Restate all the material verbatim, except for the pictures.
::: Exercise materials
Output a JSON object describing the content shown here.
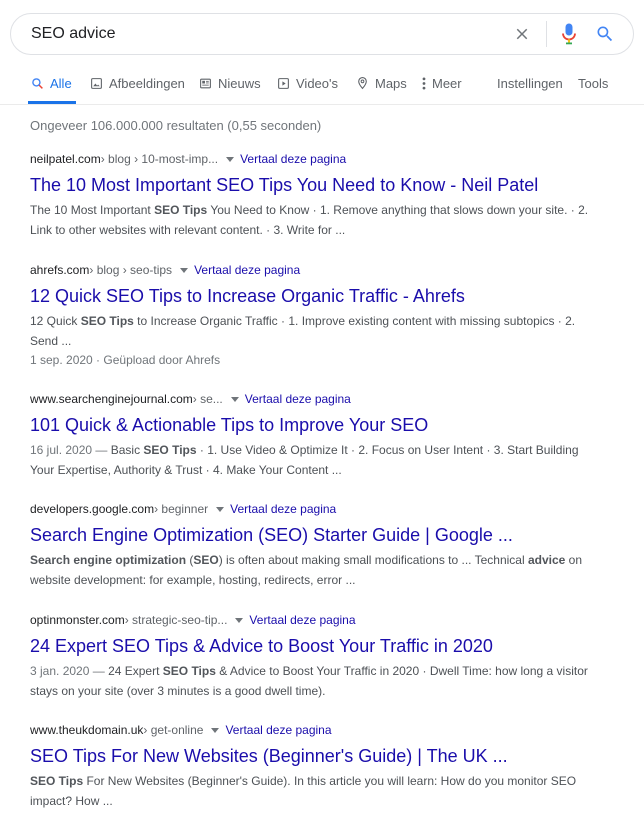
{
  "search": {
    "query": "SEO advice"
  },
  "tabs": [
    {
      "label": "Alle",
      "icon": "search-icon"
    },
    {
      "label": "Afbeeldingen",
      "icon": "image-icon"
    },
    {
      "label": "Nieuws",
      "icon": "news-icon"
    },
    {
      "label": "Video's",
      "icon": "video-icon"
    },
    {
      "label": "Maps",
      "icon": "map-pin-icon"
    },
    {
      "label": "Meer",
      "icon": "more-vert-icon"
    },
    {
      "label": "Instellingen"
    },
    {
      "label": "Tools"
    }
  ],
  "stats": "Ongeveer 106.000.000 resultaten (0,55 seconden)",
  "translate_label": "Vertaal deze pagina",
  "results": [
    {
      "domain": "neilpatel.com",
      "path": " › blog › 10-most-imp...",
      "title": "The 10 Most Important SEO Tips You Need to Know - Neil Patel",
      "snippet": [
        {
          "t": "The 10 Most Important "
        },
        {
          "b": "SEO Tips"
        },
        {
          "t": " You Need to Know · 1. Remove anything that slows down your site. · 2. Link to other websites with relevant content. · 3. Write for ..."
        }
      ]
    },
    {
      "domain": "ahrefs.com",
      "path": " › blog › seo-tips",
      "title": "12 Quick SEO Tips to Increase Organic Traffic - Ahrefs",
      "snippet": [
        {
          "t": "12 Quick "
        },
        {
          "b": "SEO Tips"
        },
        {
          "t": " to Increase Organic Traffic · 1. Improve existing content with missing subtopics · 2. Send ..."
        }
      ],
      "meta": "1 sep. 2020 · Geüpload door Ahrefs"
    },
    {
      "domain": "www.searchenginejournal.com",
      "path": " › se...",
      "title": "101 Quick & Actionable Tips to Improve Your SEO",
      "snippet": [
        {
          "d": "16 jul. 2020 — "
        },
        {
          "t": "Basic "
        },
        {
          "b": "SEO Tips"
        },
        {
          "t": " · 1. Use Video & Optimize It · 2. Focus on User Intent · 3. Start Building Your Expertise, Authority & Trust · 4. Make Your Content ..."
        }
      ]
    },
    {
      "domain": "developers.google.com",
      "path": " › beginner",
      "title": "Search Engine Optimization (SEO) Starter Guide | Google ...",
      "snippet": [
        {
          "b": "Search engine optimization"
        },
        {
          "t": " ("
        },
        {
          "b": "SEO"
        },
        {
          "t": ") is often about making small modifications to ... Technical "
        },
        {
          "b": "advice"
        },
        {
          "t": " on website development: for example, hosting, redirects, error ..."
        }
      ]
    },
    {
      "domain": "optinmonster.com",
      "path": " › strategic-seo-tip...",
      "title": "24 Expert SEO Tips & Advice to Boost Your Traffic in 2020",
      "snippet": [
        {
          "d": "3 jan. 2020 — "
        },
        {
          "t": "24 Expert "
        },
        {
          "b": "SEO Tips"
        },
        {
          "t": " & Advice to Boost Your Traffic in 2020 · Dwell Time: how long a visitor stays on your site (over 3 minutes is a good dwell time)."
        }
      ]
    },
    {
      "domain": "www.theukdomain.uk",
      "path": " › get-online",
      "title": "SEO Tips For New Websites (Beginner's Guide) | The UK ...",
      "snippet": [
        {
          "b": "SEO Tips"
        },
        {
          "t": " For New Websites (Beginner's Guide). In this article you will learn: How do you monitor SEO impact? How ..."
        }
      ]
    }
  ]
}
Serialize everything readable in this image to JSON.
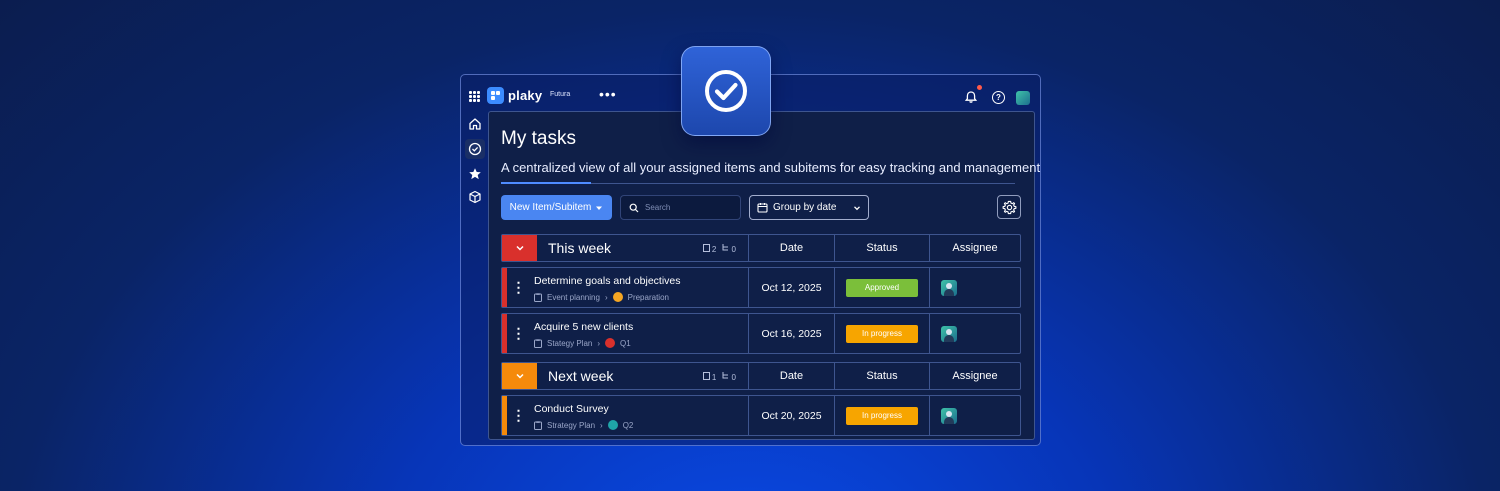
::::::
▶ _Full solution_
Output a JSON object describing the content shown here.
{
  "search": {
    "query": "SEO advice"
  },
  "tabs": [
    {
      "label": "Alle",
      "icon": "search-icon"
    },
    {
      "label": "Afbeeldingen",
      "icon": "image-icon"
    },
    {
      "label": "Nieuws",
      "icon": "news-icon"
    },
    {
      "label": "Video's",
      "icon": "video-icon"
    },
    {
      "label": "Maps",
      "icon": "map-pin-icon"
    },
    {
      "label": "Meer",
      "icon": "more-vert-icon"
    },
    {
      "label": "Instellingen"
    },
    {
      "label": "Tools"
    }
  ],
  "stats": "Ongeveer 106.000.000 resultaten (0,55 seconden)",
  "translate_label": "Vertaal deze pagina",
  "results": [
    {
      "domain": "neilpatel.com",
      "path": " › blog › 10-most-imp...",
      "title": "The 10 Most Important SEO Tips You Need to Know - Neil Patel",
      "snippet": [
        {
          "t": "The 10 Most Important "
        },
        {
          "b": "SEO Tips"
        },
        {
          "t": " You Need to Know · 1. Remove anything that slows down your site. · 2. Link to other websites with relevant content. · 3. Write for ..."
        }
      ]
    },
    {
      "domain": "ahrefs.com",
      "path": " › blog › seo-tips",
      "title": "12 Quick SEO Tips to Increase Organic Traffic - Ahrefs",
      "snippet": [
        {
          "t": "12 Quick "
        },
        {
          "b": "SEO Tips"
        },
        {
          "t": " to Increase Organic Traffic · 1. Improve existing content with missing subtopics · 2. Send ..."
        }
      ],
      "meta": "1 sep. 2020 · Geüpload door Ahrefs"
    },
    {
      "domain": "www.searchenginejournal.com",
      "path": " › se...",
      "title": "101 Quick & Actionable Tips to Improve Your SEO",
      "snippet": [
        {
          "d": "16 jul. 2020 — "
        },
        {
          "t": "Basic "
        },
        {
          "b": "SEO Tips"
        },
        {
          "t": " · 1. Use Video & Optimize It · 2. Focus on User Intent · 3. Start Building Your Expertise, Authority & Trust · 4. Make Your Content ..."
        }
      ]
    },
    {
      "domain": "developers.google.com",
      "path": " › beginner",
      "title": "Search Engine Optimization (SEO) Starter Guide | Google ...",
      "snippet": [
        {
          "b": "Search engine optimization"
        },
        {
          "t": " ("
        },
        {
          "b": "SEO"
        },
        {
          "t": ") is often about making small modifications to ... Technical "
        },
        {
          "b": "advice"
        },
        {
          "t": " on website development: for example, hosting, redirects, error ..."
        }
      ]
    },
    {
      "domain": "optinmonster.com",
      "path": " › strategic-seo-tip...",
      "title": "24 Expert SEO Tips & Advice to Boost Your Traffic in 2020",
      "snippet": [
        {
          "d": "3 jan. 2020 — "
        },
        {
          "t": "24 Expert "
        },
        {
          "b": "SEO Tips"
        },
        {
          "t": " & Advice to Boost Your Traffic in 2020 · Dwell Time: how long a visitor stays on your site (over 3 minutes is a good dwell time)."
        }
      ]
    },
    {
      "domain": "www.theukdomain.uk",
      "path": " › get-online",
      "title": "SEO Tips For New Websites (Beginner's Guide) | The UK ...",
      "snippet": [
        {
          "b": "SEO Tips"
        },
        {
          "t": " For New Websites (Beginner's Guide). In this article you will learn: How do you monitor SEO impact? How ..."
        }
      ]
    }
  ]
}
Serialize everything readable in this image to JSON.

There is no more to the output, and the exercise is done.